Stored records
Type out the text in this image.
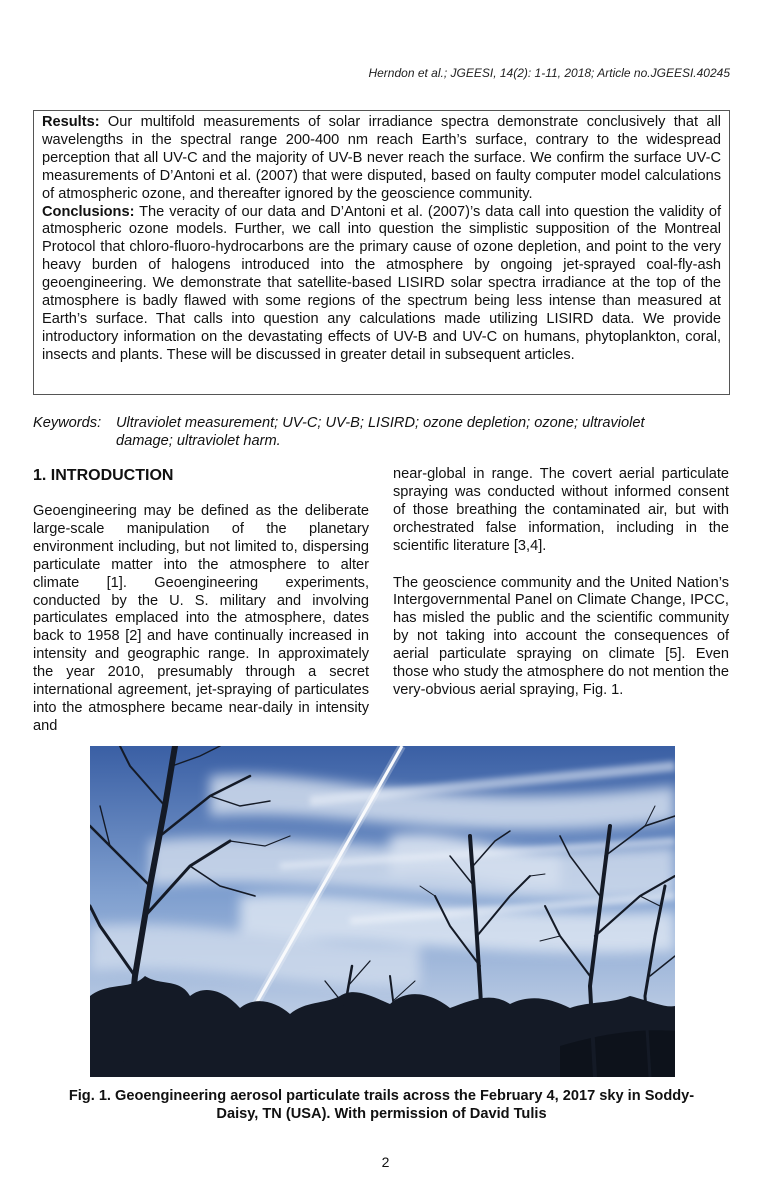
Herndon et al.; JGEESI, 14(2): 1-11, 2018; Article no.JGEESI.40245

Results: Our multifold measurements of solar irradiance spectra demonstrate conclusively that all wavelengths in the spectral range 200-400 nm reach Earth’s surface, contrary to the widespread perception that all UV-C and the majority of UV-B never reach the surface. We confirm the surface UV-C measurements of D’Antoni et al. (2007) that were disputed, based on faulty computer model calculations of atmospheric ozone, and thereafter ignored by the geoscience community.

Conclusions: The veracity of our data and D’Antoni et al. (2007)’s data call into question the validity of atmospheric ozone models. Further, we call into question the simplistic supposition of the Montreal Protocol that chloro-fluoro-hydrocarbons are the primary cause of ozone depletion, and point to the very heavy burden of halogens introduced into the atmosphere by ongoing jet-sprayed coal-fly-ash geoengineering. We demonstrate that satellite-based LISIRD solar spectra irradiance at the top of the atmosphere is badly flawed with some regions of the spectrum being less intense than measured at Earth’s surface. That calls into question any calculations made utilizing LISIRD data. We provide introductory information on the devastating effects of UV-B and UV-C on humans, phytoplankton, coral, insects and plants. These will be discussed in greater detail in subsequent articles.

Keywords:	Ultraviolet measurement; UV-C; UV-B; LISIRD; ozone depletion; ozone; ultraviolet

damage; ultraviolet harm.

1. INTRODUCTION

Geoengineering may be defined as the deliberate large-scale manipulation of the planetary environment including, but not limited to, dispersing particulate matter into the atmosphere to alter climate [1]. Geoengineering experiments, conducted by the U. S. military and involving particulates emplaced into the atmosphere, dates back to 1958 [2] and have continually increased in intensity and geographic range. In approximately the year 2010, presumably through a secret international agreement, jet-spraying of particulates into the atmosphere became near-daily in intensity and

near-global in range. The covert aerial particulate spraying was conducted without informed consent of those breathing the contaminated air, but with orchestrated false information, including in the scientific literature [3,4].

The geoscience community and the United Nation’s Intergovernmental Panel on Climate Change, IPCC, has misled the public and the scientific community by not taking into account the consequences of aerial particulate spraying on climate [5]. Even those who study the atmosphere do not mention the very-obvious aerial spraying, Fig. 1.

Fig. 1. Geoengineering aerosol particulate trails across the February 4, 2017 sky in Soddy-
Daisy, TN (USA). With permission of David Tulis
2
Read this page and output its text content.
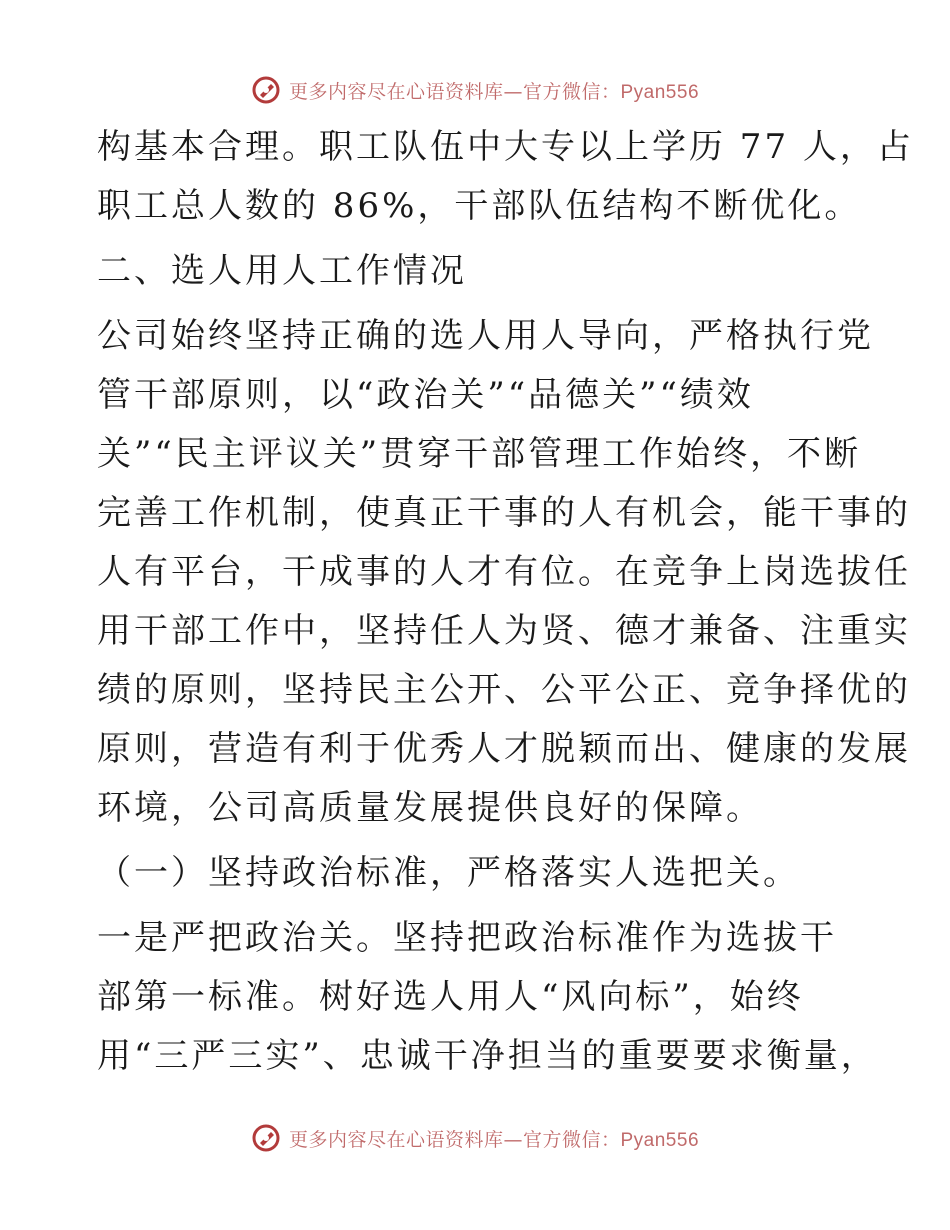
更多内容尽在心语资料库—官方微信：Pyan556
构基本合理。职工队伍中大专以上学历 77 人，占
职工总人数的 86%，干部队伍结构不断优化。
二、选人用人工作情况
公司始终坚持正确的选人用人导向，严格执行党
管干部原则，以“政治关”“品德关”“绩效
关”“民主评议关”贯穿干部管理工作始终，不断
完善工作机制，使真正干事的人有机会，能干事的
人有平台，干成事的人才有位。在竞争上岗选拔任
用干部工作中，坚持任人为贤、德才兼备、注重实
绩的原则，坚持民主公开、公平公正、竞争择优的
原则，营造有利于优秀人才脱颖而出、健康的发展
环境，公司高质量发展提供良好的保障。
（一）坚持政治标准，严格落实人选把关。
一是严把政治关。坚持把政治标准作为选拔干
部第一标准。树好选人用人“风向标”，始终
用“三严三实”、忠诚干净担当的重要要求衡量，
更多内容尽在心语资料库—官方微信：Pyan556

**THE TASK**
Repeat the lines above exactly, and keep every picture out.

**WRITTEN REPLY**
Type out the text in this image.
Herndon et al.; JGEESI, 14(2): 1-11, 2018; Article no.JGEESI.40245

Results: Our multifold measurements of solar irradiance spectra demonstrate conclusively that all wavelengths in the spectral range 200-400 nm reach Earth’s surface, contrary to the widespread perception that all UV-C and the majority of UV-B never reach the surface. We confirm the surface UV-C measurements of D’Antoni et al. (2007) that were disputed, based on faulty computer model calculations of atmospheric ozone, and thereafter ignored by the geoscience community.

Conclusions: The veracity of our data and D’Antoni et al. (2007)’s data call into question the validity of atmospheric ozone models. Further, we call into question the simplistic supposition of the Montreal Protocol that chloro-fluoro-hydrocarbons are the primary cause of ozone depletion, and point to the very heavy burden of halogens introduced into the atmosphere by ongoing jet-sprayed coal-fly-ash geoengineering. We demonstrate that satellite-based LISIRD solar spectra irradiance at the top of the atmosphere is badly flawed with some regions of the spectrum being less intense than measured at Earth’s surface. That calls into question any calculations made utilizing LISIRD data. We provide introductory information on the devastating effects of UV-B and UV-C on humans, phytoplankton, coral, insects and plants. These will be discussed in greater detail in subsequent articles.

Keywords:	Ultraviolet measurement; UV-C; UV-B; LISIRD; ozone depletion; ozone; ultraviolet

damage; ultraviolet harm.

1. INTRODUCTION

Geoengineering may be defined as the deliberate large-scale manipulation of the planetary environment including, but not limited to, dispersing particulate matter into the atmosphere to alter climate [1]. Geoengineering experiments, conducted by the U. S. military and involving particulates emplaced into the atmosphere, dates back to 1958 [2] and have continually increased in intensity and geographic range. In approximately the year 2010, presumably through a secret international agreement, jet-spraying of particulates into the atmosphere became near-daily in intensity and

near-global in range. The covert aerial particulate spraying was conducted without informed consent of those breathing the contaminated air, but with orchestrated false information, including in the scientific literature [3,4].

The geoscience community and the United Nation’s Intergovernmental Panel on Climate Change, IPCC, has misled the public and the scientific community by not taking into account the consequences of aerial particulate spraying on climate [5]. Even those who study the atmosphere do not mention the very-obvious aerial spraying, Fig. 1.

Fig. 1. Geoengineering aerosol particulate trails across the February 4, 2017 sky in Soddy-
Daisy, TN (USA). With permission of David Tulis
2
Read this page and output its text content.
更多内容尽在心语资料库—官方微信：Pyan556
构基本合理。职工队伍中大专以上学历 77 人，占
职工总人数的 86%，干部队伍结构不断优化。
二、选人用人工作情况
公司始终坚持正确的选人用人导向，严格执行党
管干部原则，以“政治关”“品德关”“绩效
关”“民主评议关”贯穿干部管理工作始终，不断
完善工作机制，使真正干事的人有机会，能干事的
人有平台，干成事的人才有位。在竞争上岗选拔任
用干部工作中，坚持任人为贤、德才兼备、注重实
绩的原则，坚持民主公开、公平公正、竞争择优的
原则，营造有利于优秀人才脱颖而出、健康的发展
环境，公司高质量发展提供良好的保障。
（一）坚持政治标准，严格落实人选把关。
一是严把政治关。坚持把政治标准作为选拔干
部第一标准。树好选人用人“风向标”，始终
用“三严三实”、忠诚干净担当的重要要求衡量，
更多内容尽在心语资料库—官方微信：Pyan556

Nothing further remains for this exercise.